PROVIDED ENTRIES:
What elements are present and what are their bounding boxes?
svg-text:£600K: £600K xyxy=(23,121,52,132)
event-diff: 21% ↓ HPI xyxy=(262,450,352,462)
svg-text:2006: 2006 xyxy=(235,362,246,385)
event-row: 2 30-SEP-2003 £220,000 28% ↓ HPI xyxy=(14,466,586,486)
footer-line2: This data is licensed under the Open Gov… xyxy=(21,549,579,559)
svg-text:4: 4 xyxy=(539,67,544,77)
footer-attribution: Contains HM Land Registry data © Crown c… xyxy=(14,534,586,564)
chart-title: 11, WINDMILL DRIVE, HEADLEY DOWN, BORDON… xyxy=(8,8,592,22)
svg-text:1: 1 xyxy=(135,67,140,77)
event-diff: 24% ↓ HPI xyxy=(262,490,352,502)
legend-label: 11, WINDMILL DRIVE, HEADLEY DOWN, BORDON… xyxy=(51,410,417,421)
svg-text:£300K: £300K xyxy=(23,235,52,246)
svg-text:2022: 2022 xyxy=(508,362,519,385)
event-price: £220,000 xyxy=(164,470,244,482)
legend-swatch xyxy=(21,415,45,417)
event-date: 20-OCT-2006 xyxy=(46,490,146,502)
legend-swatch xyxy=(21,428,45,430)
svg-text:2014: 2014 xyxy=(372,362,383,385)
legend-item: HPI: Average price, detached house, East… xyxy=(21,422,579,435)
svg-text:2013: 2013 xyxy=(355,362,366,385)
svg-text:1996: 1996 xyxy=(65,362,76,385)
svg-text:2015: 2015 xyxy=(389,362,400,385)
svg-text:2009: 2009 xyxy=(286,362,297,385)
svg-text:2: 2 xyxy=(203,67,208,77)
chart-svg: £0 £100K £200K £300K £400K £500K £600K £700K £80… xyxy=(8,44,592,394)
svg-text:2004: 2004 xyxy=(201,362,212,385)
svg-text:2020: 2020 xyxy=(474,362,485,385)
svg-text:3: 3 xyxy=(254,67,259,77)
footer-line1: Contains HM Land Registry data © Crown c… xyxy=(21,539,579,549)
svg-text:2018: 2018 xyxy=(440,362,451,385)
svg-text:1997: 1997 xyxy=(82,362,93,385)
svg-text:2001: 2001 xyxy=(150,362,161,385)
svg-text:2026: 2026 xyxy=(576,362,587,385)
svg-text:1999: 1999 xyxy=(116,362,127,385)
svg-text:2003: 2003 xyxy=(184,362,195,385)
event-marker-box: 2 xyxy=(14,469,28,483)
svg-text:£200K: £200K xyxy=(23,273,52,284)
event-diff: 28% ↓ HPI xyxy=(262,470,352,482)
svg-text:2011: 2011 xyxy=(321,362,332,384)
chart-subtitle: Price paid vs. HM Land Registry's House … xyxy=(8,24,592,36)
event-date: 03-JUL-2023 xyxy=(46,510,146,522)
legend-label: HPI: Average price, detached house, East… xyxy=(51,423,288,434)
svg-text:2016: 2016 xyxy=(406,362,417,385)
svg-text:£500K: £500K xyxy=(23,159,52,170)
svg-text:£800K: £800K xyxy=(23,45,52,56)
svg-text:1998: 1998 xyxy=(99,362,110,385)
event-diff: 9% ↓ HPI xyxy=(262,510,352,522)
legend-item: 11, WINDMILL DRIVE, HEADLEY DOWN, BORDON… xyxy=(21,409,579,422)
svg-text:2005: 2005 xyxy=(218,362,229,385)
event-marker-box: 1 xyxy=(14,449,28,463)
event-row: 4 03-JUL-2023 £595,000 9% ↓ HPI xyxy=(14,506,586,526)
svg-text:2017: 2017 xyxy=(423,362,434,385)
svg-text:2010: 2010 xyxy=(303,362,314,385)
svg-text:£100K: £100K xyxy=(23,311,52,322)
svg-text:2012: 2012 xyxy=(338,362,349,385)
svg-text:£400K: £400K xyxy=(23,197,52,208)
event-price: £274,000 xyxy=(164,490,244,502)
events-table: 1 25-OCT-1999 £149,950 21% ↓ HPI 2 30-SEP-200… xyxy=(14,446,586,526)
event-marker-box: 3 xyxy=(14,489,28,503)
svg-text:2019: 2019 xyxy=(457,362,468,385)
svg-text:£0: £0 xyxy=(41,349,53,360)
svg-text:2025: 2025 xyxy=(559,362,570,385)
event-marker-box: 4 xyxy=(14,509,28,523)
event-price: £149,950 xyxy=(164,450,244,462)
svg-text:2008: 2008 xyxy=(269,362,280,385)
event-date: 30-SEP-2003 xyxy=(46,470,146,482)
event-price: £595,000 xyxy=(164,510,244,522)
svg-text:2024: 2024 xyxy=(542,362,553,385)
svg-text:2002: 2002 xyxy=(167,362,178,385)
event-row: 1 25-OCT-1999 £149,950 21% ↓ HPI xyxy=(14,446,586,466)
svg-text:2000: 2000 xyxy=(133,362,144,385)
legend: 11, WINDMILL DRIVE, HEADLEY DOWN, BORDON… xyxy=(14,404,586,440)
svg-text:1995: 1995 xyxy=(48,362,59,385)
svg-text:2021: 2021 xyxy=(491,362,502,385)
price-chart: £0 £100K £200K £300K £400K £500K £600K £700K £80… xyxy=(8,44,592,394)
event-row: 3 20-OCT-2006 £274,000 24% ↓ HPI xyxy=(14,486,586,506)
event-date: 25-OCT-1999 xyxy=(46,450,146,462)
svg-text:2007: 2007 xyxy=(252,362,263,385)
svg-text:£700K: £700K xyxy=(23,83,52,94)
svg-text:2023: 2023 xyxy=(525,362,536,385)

PROBLEM: Return every line of the items above as a JSON list of strings, one string per line, skipping any blank lines.

PROBLEM SOLUTION:
[
  "What elements are present and what are their bounding boxes?",
  "svg-text:£600K: £600K xyxy=(23,121,52,132)",
  "event-diff: 21% ↓ HPI xyxy=(262,450,352,462)",
  "svg-text:2006: 2006 xyxy=(235,362,246,385)",
  "event-row: 2 30-SEP-2003 £220,000 28% ↓ HPI xyxy=(14,466,586,486)",
  "footer-line2: This data is licensed under the Open Gov… xyxy=(21,549,579,559)",
  "svg-text:4: 4 xyxy=(539,67,544,77)",
  "footer-attribution: Contains HM Land Registry data © Crown c… xyxy=(14,534,586,564)",
  "chart-title: 11, WINDMILL DRIVE, HEADLEY DOWN, BORDON… xyxy=(8,8,592,22)",
  "svg-text:1: 1 xyxy=(135,67,140,77)",
  "event-diff: 24% ↓ HPI xyxy=(262,490,352,502)",
  "legend-label: 11, WINDMILL DRIVE, HEADLEY DOWN, BORDON… xyxy=(51,410,417,421)",
  "svg-text:£300K: £300K xyxy=(23,235,52,246)",
  "svg-text:2022: 2022 xyxy=(508,362,519,385)",
  "event-price: £220,000 xyxy=(164,470,244,482)",
  "legend-swatch xyxy=(21,415,45,417)",
  "event-date: 20-OCT-2006 xyxy=(46,490,146,502)",
  "legend-swatch xyxy=(21,428,45,430)",
  "svg-text:2014: 2014 xyxy=(372,362,383,385)",
  "legend-item: HPI: Average price, detached house, East… xyxy=(21,422,579,435)",
  "svg-text:2013: 2013 xyxy=(355,362,366,385)",
  "svg-text:1996: 1996 xyxy=(65,362,76,385)",
  "svg-text:2015: 2015 xyxy=(389,362,400,385)",
  "svg-text:2009: 2009 xyxy=(286,362,297,385)",
  "svg-text:2: 2 xyxy=(203,67,208,77)",
  "chart-svg: £0 £100K £200K £300K £400K £500K £600K £700K £80… xyxy=(8,44,592,394)",
  "svg-text:2004: 2004 xyxy=(201,362,212,385)",
  "svg-text:2020: 2020 xyxy=(474,362,485,385)",
  "svg-text:3: 3 xyxy=(254,67,259,77)",
  "footer-line1: Contains HM Land Registry data © Crown c… xyxy=(21,539,579,549)",
  "svg-text:2018: 2018 xyxy=(440,362,451,385)",
  "svg-text:1997: 1997 xyxy=(82,362,93,385)",
  "svg-text:2001: 2001 xyxy=(150,362,161,385)",
  "svg-text:2026: 2026 xyxy=(576,362,587,385)",
  "svg-text:1999: 1999 xyxy=(116,362,127,385)",
  "svg-text:2003: 2003 xyxy=(184,362,195,385)",
  "event-marker-box: 2 xyxy=(14,469,28,483)",
  "svg-text:£200K: £200K xyxy=(23,273,52,284)",
  "event-diff: 28% ↓ HPI xyxy=(262,470,352,482)",
  "svg-text:2011: 2011 xyxy=(321,362,332,384)",
  "chart-subtitle: Price paid vs. HM Land Registry's House … xyxy=(8,24,592,36)",
  "event-date: 03-JUL-2023 xyxy=(46,510,146,522)",
  "legend-label: HPI: Average price, detached house, East… xyxy=(51,423,288,434)",
  "svg-text:2016: 2016 xyxy=(406,362,417,385)",
  "svg-text:£500K: £500K xyxy=(23,159,52,170)",
  "svg-text:£800K: £800K xyxy=(23,45,52,56)",
  "svg-text:1998: 1998 xyxy=(99,362,110,385)",
  "event-diff: 9% ↓ HPI xyxy=(262,510,352,522)",
  "legend-item: 11, WINDMILL DRIVE, HEADLEY DOWN, BORDON… xyxy=(21,409,579,422)",
  "svg-text:2005: 2005 xyxy=(218,362,229,385)",
  "event-marker-box: 1 xyxy=(14,449,28,463)",
  "event-row: 4 03-JUL-2023 £595,000 9% ↓ HPI xyxy=(14,506,586,526)",
  "svg-text:2017: 2017 xyxy=(423,362,434,385)",
  "svg-text:2010: 2010 xyxy=(303,362,314,385)",
  "svg-text:£100K: £100K xyxy=(23,311,52,322)",
  "svg-text:2012: 2012 xyxy=(338,362,349,385)",
  "svg-text:£400K: £400K xyxy=(23,197,52,208)",
  "event-price: £274,000 xyxy=(164,490,244,502)",
  "events-table: 1 25-OCT-1999 £149,950 21% ↓ HPI 2 30-SEP-200… xyxy=(14,446,586,526)",
  "event-marker-box: 3 xyxy=(14,489,28,503)",
  "svg-text:2019: 2019 xyxy=(457,362,468,385)",
  "svg-text:£0: £0 xyxy=(41,349,53,360)",
  "svg-text:2025: 2025 xyxy=(559,362,570,385)",
  "event-marker-box: 4 xyxy=(14,509,28,523)",
  "event-price: £149,950 xyxy=(164,450,244,462)",
  "svg-text:2008: 2008 xyxy=(269,362,280,385)",
  "event-date: 30-SEP-2003 xyxy=(46,470,146,482)",
  "event-price: £595,000 xyxy=(164,510,244,522)",
  "svg-text:2024: 2024 xyxy=(542,362,553,385)",
  "svg-text:2002: 2002 xyxy=(167,362,178,385)",
  "event-row: 1 25-OCT-1999 £149,950 21% ↓ HPI xyxy=(14,446,586,466)",
  "svg-text:2000: 2000 xyxy=(133,362,144,385)",
  "legend: 11, WINDMILL DRIVE, HEADLEY DOWN, BORDON… xyxy=(14,404,586,440)",
  "svg-text:1995: 1995 xyxy=(48,362,59,385)",
  "svg-text:2021: 2021 xyxy=(491,362,502,385)",
  "price-chart: £0 £100K £200K £300K £400K £500K £600K £700K £80… xyxy=(8,44,592,394)",
  "event-row: 3 20-OCT-2006 £274,000 24% ↓ HPI xyxy=(14,486,586,506)",
  "event-date: 25-OCT-1999 xyxy=(46,450,146,462)",
  "svg-text:2007: 2007 xyxy=(252,362,263,385)",
  "svg-text:£700K: £700K xyxy=(23,83,52,94)",
  "svg-text:2023: 2023 xyxy=(525,362,536,385)"
]